- **Excerpted records**
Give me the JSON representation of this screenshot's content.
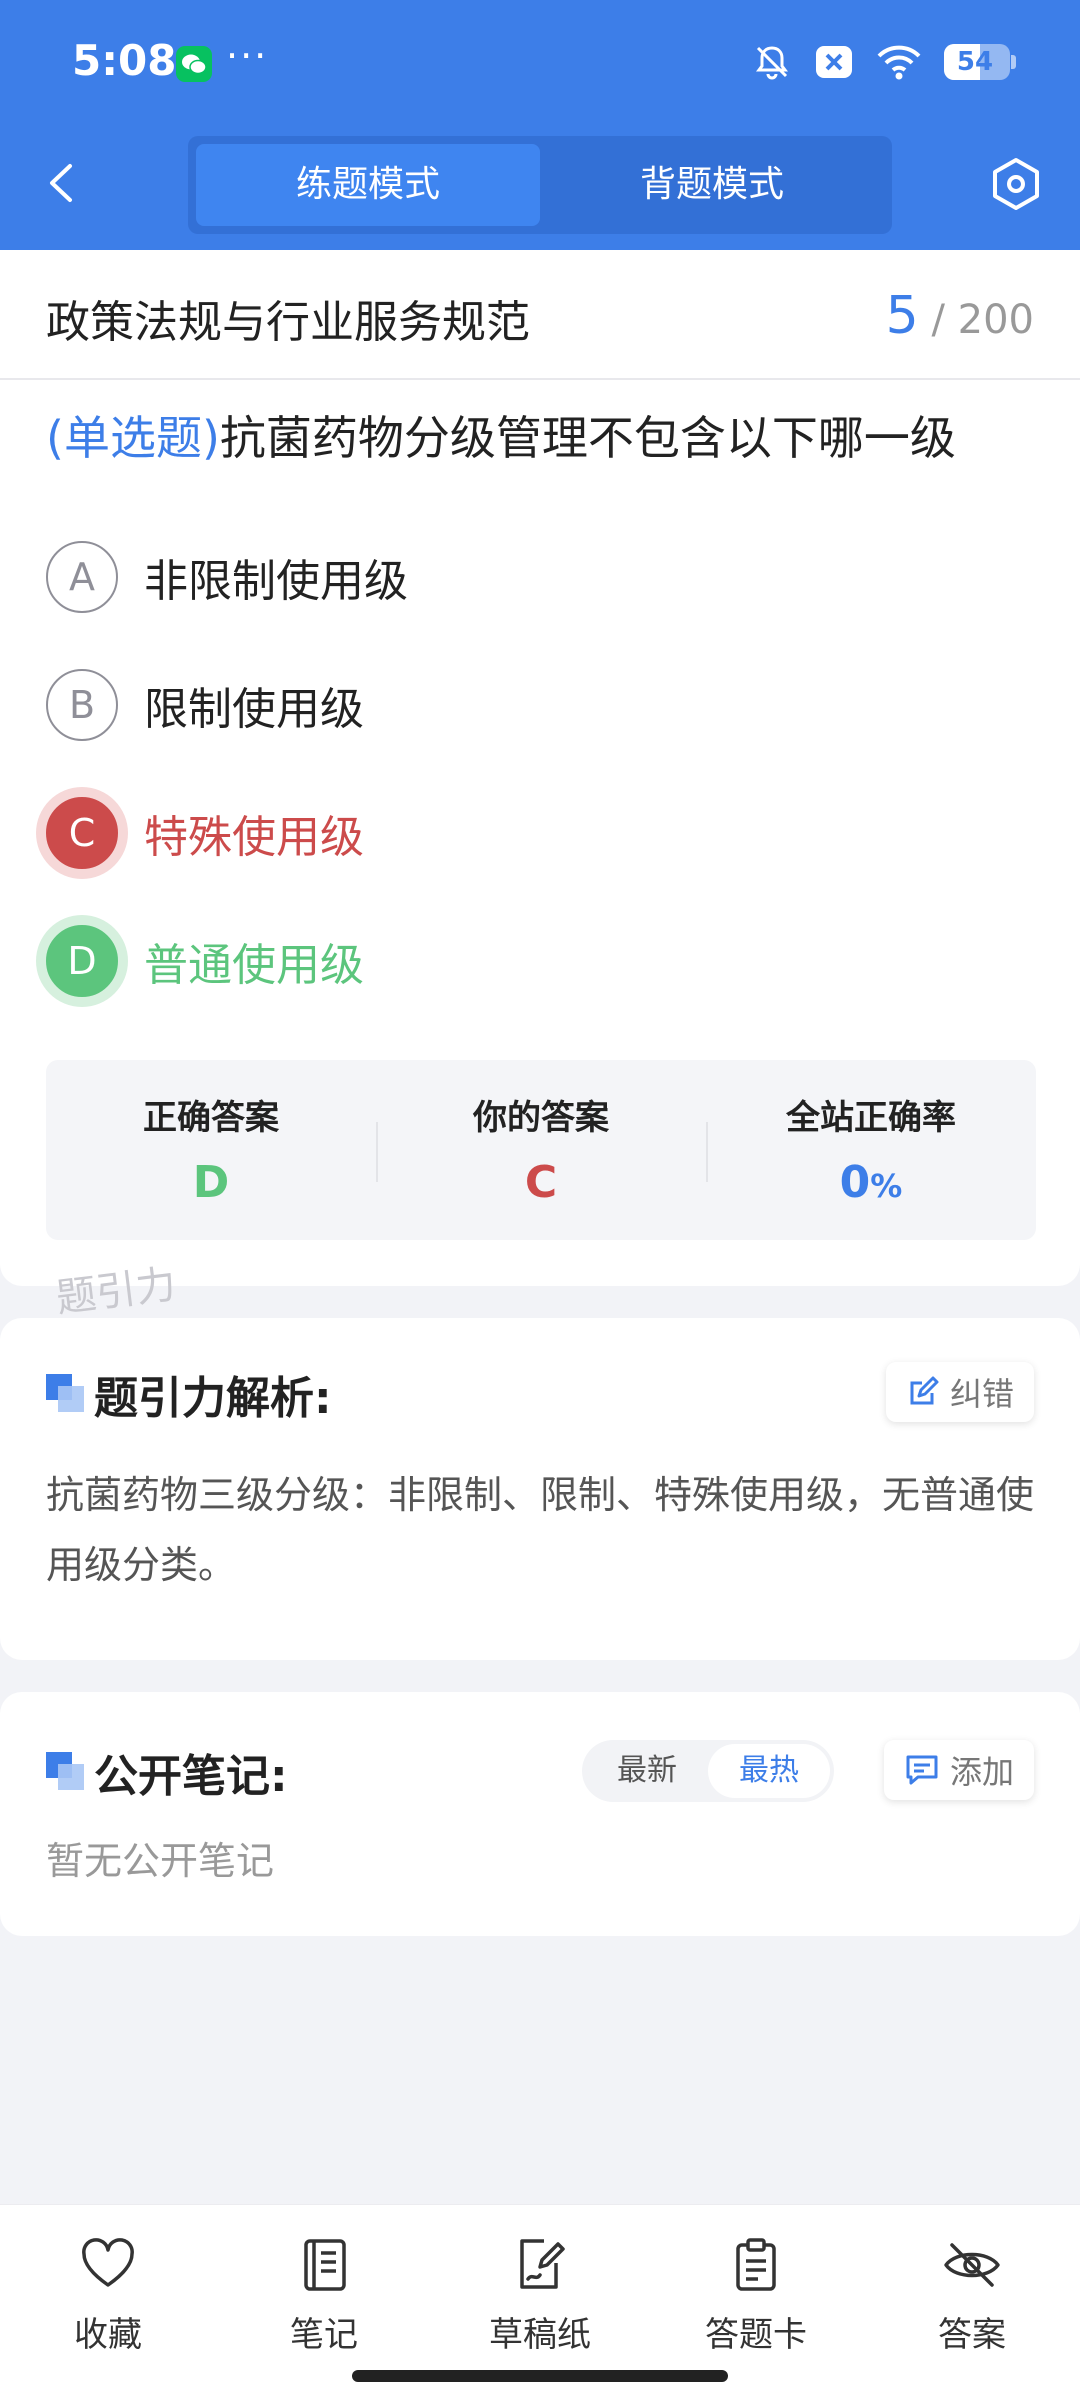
{
  "status_bar": {
    "time": "5:08",
    "dots": "···",
    "battery": "54"
  },
  "header": {
    "tabs": [
      {
        "label": "练题模式",
        "active": true
      },
      {
        "label": "背题模式",
        "active": false
      }
    ]
  },
  "question_card": {
    "category": "政策法规与行业服务规范",
    "current": "5",
    "total": "/ 200",
    "question_type": "(单选题)",
    "question_text": "抗菌药物分级管理不包含以下哪一级",
    "options": [
      {
        "letter": "A",
        "text": "非限制使用级",
        "state": "default"
      },
      {
        "letter": "B",
        "text": "限制使用级",
        "state": "default"
      },
      {
        "letter": "C",
        "text": "特殊使用级",
        "state": "wrong"
      },
      {
        "letter": "D",
        "text": "普通使用级",
        "state": "right"
      }
    ],
    "stats": [
      {
        "label": "正确答案",
        "value": "D",
        "color": "#5cc57d"
      },
      {
        "label": "你的答案",
        "value": "C",
        "color": "#cc4b4b"
      },
      {
        "label": "全站正确率",
        "value": "0",
        "unit": "%",
        "color": "#3d7ee8"
      }
    ]
  },
  "watermark": "题引力",
  "analysis": {
    "title": "题引力解析:",
    "correct_button": "纠错",
    "text": "抗菌药物三级分级：非限制、限制、特殊使用级，无普通使用级分类。"
  },
  "notes": {
    "title": "公开笔记:",
    "sort_options": [
      {
        "label": "最新",
        "active": false
      },
      {
        "label": "最热",
        "active": true
      }
    ],
    "add_button": "添加",
    "empty_text": "暂无公开笔记"
  },
  "bottom_nav": [
    {
      "label": "收藏",
      "icon": "heart-icon"
    },
    {
      "label": "笔记",
      "icon": "notebook-icon"
    },
    {
      "label": "草稿纸",
      "icon": "draft-paper-icon"
    },
    {
      "label": "答题卡",
      "icon": "answer-sheet-icon"
    },
    {
      "label": "答案",
      "icon": "eye-off-icon"
    }
  ],
  "colors": {
    "primary": "#3d7ee8",
    "wrong": "#cc4b4b",
    "right": "#5cc57d"
  }
}
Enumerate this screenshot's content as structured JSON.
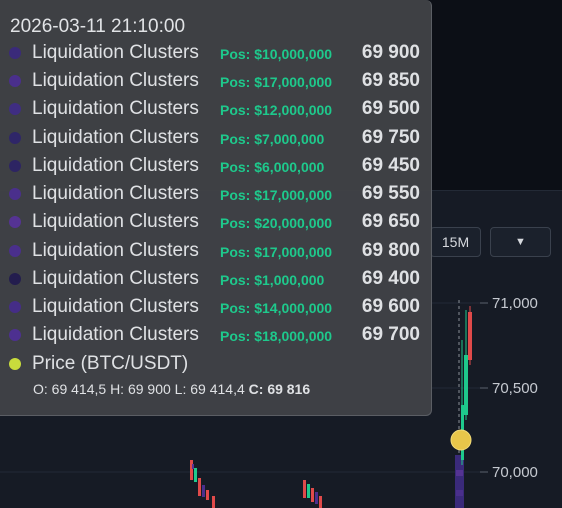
{
  "toolbar": {
    "interval_label": "15M",
    "dropdown_icon": "▼"
  },
  "price_axis": {
    "labels": [
      "71,000",
      "70,500",
      "70,000"
    ]
  },
  "tooltip": {
    "timestamp": "2026-03-11 21:10:00",
    "pos_color": "#1ec98c",
    "rows": [
      {
        "label": "Liquidation Clusters",
        "pos": "Pos: $10,000,000",
        "value": "69 900",
        "color": "#3a2a7a"
      },
      {
        "label": "Liquidation Clusters",
        "pos": "Pos: $17,000,000",
        "value": "69 850",
        "color": "#4a2f8c"
      },
      {
        "label": "Liquidation Clusters",
        "pos": "Pos: $12,000,000",
        "value": "69 500",
        "color": "#3f2d82"
      },
      {
        "label": "Liquidation Clusters",
        "pos": "Pos: $7,000,000",
        "value": "69 750",
        "color": "#2f2668"
      },
      {
        "label": "Liquidation Clusters",
        "pos": "Pos: $6,000,000",
        "value": "69 450",
        "color": "#2d2463"
      },
      {
        "label": "Liquidation Clusters",
        "pos": "Pos: $17,000,000",
        "value": "69 550",
        "color": "#4a2f8c"
      },
      {
        "label": "Liquidation Clusters",
        "pos": "Pos: $20,000,000",
        "value": "69 650",
        "color": "#553393"
      },
      {
        "label": "Liquidation Clusters",
        "pos": "Pos: $17,000,000",
        "value": "69 800",
        "color": "#4a2f8c"
      },
      {
        "label": "Liquidation Clusters",
        "pos": "Pos: $1,000,000",
        "value": "69 400",
        "color": "#231d4e"
      },
      {
        "label": "Liquidation Clusters",
        "pos": "Pos: $14,000,000",
        "value": "69 600",
        "color": "#452d87"
      },
      {
        "label": "Liquidation Clusters",
        "pos": "Pos: $18,000,000",
        "value": "69 700",
        "color": "#4d3090"
      }
    ],
    "price_row": {
      "label": "Price (BTC/USDT)",
      "color": "#c8dc3c"
    },
    "ohlc": {
      "o_label": "O:",
      "o": "69 414,5",
      "h_label": "H:",
      "h": "69 900",
      "l_label": "L:",
      "l": "69 414,4",
      "c_label": "C:",
      "c": "69 816"
    }
  }
}
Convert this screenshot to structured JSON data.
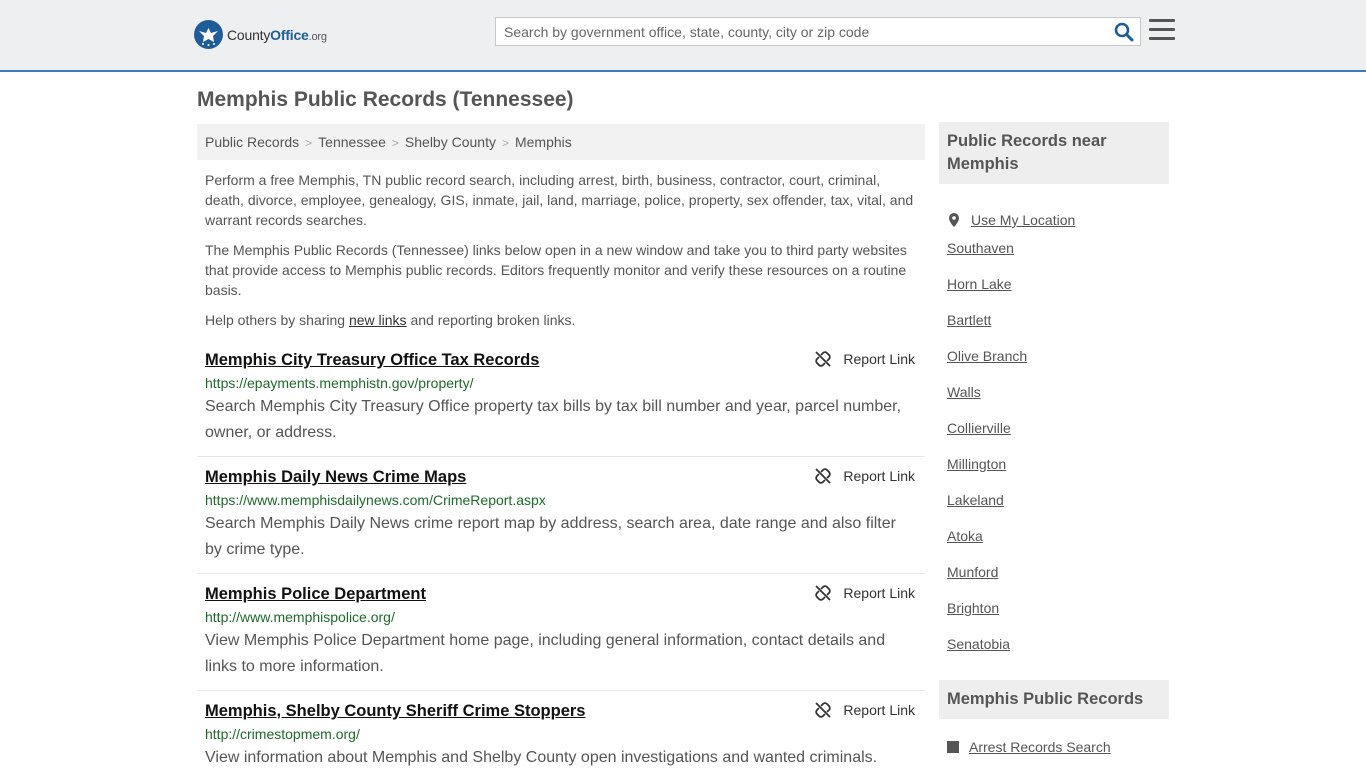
{
  "header": {
    "logo": {
      "county": "County",
      "office": "Office",
      "org": ".org"
    },
    "search_placeholder": "Search by government office, state, county, city or zip code",
    "icons": {
      "search": "search-icon",
      "menu": "hamburger-menu-icon"
    }
  },
  "page_title": "Memphis Public Records (Tennessee)",
  "breadcrumb": [
    "Public Records",
    "Tennessee",
    "Shelby County",
    "Memphis"
  ],
  "intro": {
    "p1": "Perform a free Memphis, TN public record search, including arrest, birth, business, contractor, court, criminal, death, divorce, employee, genealogy, GIS, inmate, jail, land, marriage, police, property, sex offender, tax, vital, and warrant records searches.",
    "p2": "The Memphis Public Records (Tennessee) links below open in a new window and take you to third party websites that provide access to Memphis public records. Editors frequently monitor and verify these resources on a routine basis.",
    "p3_before": "Help others by sharing ",
    "p3_link": "new links",
    "p3_after": " and reporting broken links."
  },
  "report_label": "Report Link",
  "records": [
    {
      "title": "Memphis City Treasury Office Tax Records",
      "url": "https://epayments.memphistn.gov/property/",
      "desc": "Search Memphis City Treasury Office property tax bills by tax bill number and year, parcel number, owner, or address."
    },
    {
      "title": "Memphis Daily News Crime Maps",
      "url": "https://www.memphisdailynews.com/CrimeReport.aspx",
      "desc": "Search Memphis Daily News crime report map by address, search area, date range and also filter by crime type."
    },
    {
      "title": "Memphis Police Department",
      "url": "http://www.memphispolice.org/",
      "desc": "View Memphis Police Department home page, including general information, contact details and links to more information."
    },
    {
      "title": "Memphis, Shelby County Sheriff Crime Stoppers",
      "url": "http://crimestopmem.org/",
      "desc": "View information about Memphis and Shelby County open investigations and wanted criminals."
    }
  ],
  "sidebar": {
    "nearby_heading": "Public Records near Memphis",
    "use_location": "Use My Location",
    "nearby": [
      "Southaven",
      "Horn Lake",
      "Bartlett",
      "Olive Branch",
      "Walls",
      "Collierville",
      "Millington",
      "Lakeland",
      "Atoka",
      "Munford",
      "Brighton",
      "Senatobia"
    ],
    "records_heading": "Memphis Public Records",
    "records_links": [
      "Arrest Records Search"
    ]
  },
  "colors": {
    "brand_blue": "#1f5d99",
    "url_green": "#1c6b2a",
    "header_bg": "#eeeff0"
  }
}
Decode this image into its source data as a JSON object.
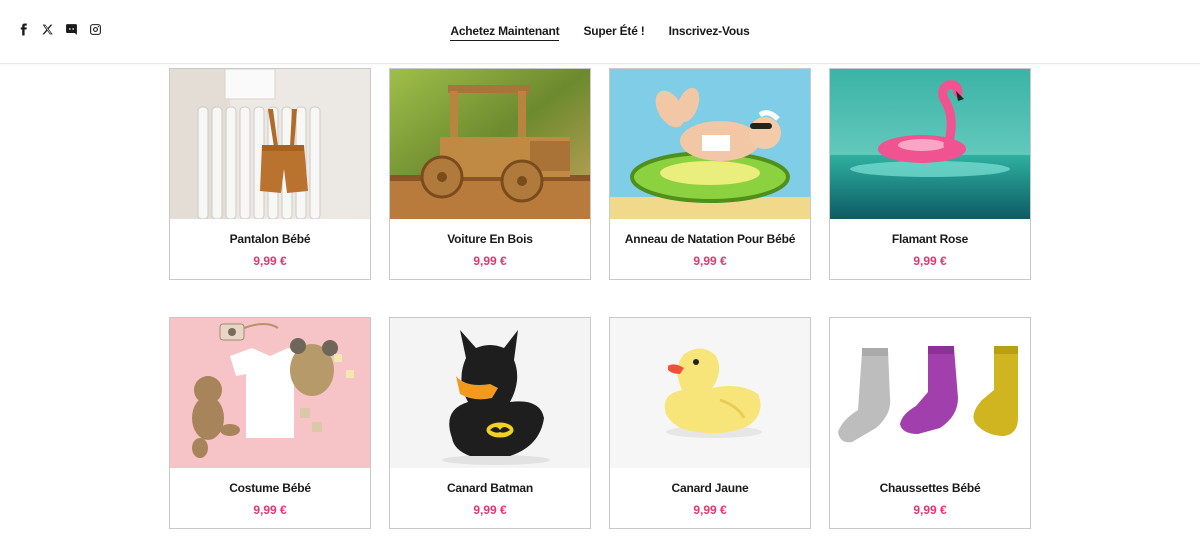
{
  "colors": {
    "price": "#e8336d",
    "text": "#1a1a1a",
    "border": "#c9c9c9"
  },
  "social": [
    {
      "icon": "facebook-icon"
    },
    {
      "icon": "x-twitter-icon"
    },
    {
      "icon": "discord-icon"
    },
    {
      "icon": "instagram-icon"
    }
  ],
  "nav": {
    "items": [
      {
        "label": "Achetez Maintenant",
        "active": true
      },
      {
        "label": "Super Été !"
      },
      {
        "label": "Inscrivez-Vous"
      }
    ]
  },
  "products": [
    {
      "name": "Pantalon Bébé",
      "price": "9,99 €",
      "image": "brown-shorts-on-radiator"
    },
    {
      "name": "Voiture En Bois",
      "price": "9,99 €",
      "image": "wooden-toy-truck"
    },
    {
      "name": "Anneau de Natation Pour Bébé",
      "price": "9,99 €",
      "image": "baby-on-swim-ring"
    },
    {
      "name": "Flamant Rose",
      "price": "9,99 €",
      "image": "pink-flamingo-float"
    },
    {
      "name": "Costume Bébé",
      "price": "9,99 €",
      "image": "baby-outfit-flatlay"
    },
    {
      "name": "Canard Batman",
      "price": "9,99 €",
      "image": "batman-rubber-duck"
    },
    {
      "name": "Canard Jaune",
      "price": "9,99 €",
      "image": "yellow-rubber-duck"
    },
    {
      "name": "Chaussettes Bébé",
      "price": "9,99 €",
      "image": "three-socks"
    }
  ]
}
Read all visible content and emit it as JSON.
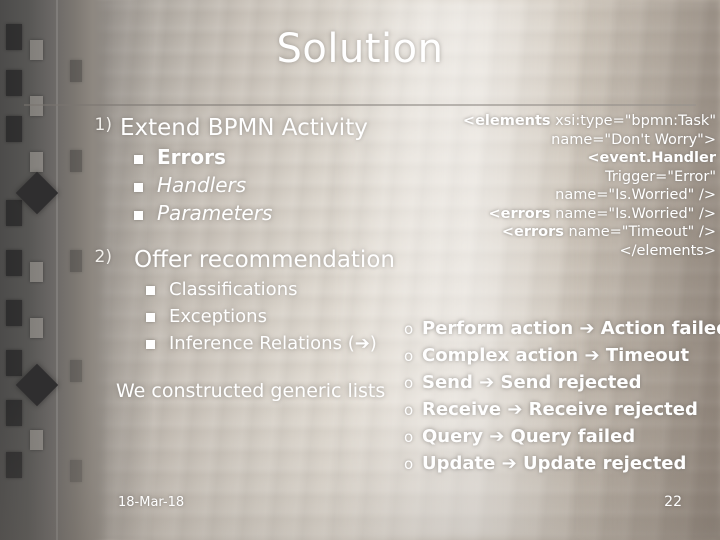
{
  "slide": {
    "title": "Solution",
    "footer_date": "18-Mar-18",
    "page_number": "22"
  },
  "left_column": {
    "items": [
      {
        "number": "1)",
        "heading": "Extend BPMN Activity",
        "sub_items": [
          "Errors",
          "Handlers",
          "Parameters"
        ]
      },
      {
        "number": "2)",
        "heading": "Offer recommendation",
        "sub_items": [
          "Classifications",
          "Exceptions",
          "Inference Relations (➔)"
        ]
      }
    ],
    "closing_text": "We constructed generic lists"
  },
  "code_block": {
    "lines": [
      {
        "tag": "<elements",
        "rest": " xsi:type=\"bpmn:Task\""
      },
      {
        "tag": "",
        "rest": "name=\"Don't Worry\">"
      },
      {
        "tag": "<event.Handler",
        "rest": ""
      },
      {
        "tag": "",
        "rest": "Trigger=\"Error\""
      },
      {
        "tag": "",
        "rest": "name=\"Is.Worried\" />"
      },
      {
        "tag": "<errors",
        "rest": " name=\"Is.Worried\" />"
      },
      {
        "tag": "<errors",
        "rest": " name=\"Timeout\"  />"
      },
      {
        "tag": "",
        "rest": "</elements>"
      }
    ]
  },
  "arrow_list": {
    "bullet": "o",
    "items": [
      "Perform action ➔ Action failed",
      "Complex action ➔ Timeout",
      "Send ➔ Send rejected",
      "Receive ➔ Receive rejected",
      "Query ➔ Query failed",
      "Update ➔ Update rejected"
    ]
  },
  "colors": {
    "text": "#ffffff",
    "rule": "#8d8883"
  }
}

- **What this task involves**
Copy every line of the material in which the word "structured" occurs.

- **Answer to this exercise**
Enumerate this screenshot's content as structured JSON.
Convert this screenshot to structured JSON data.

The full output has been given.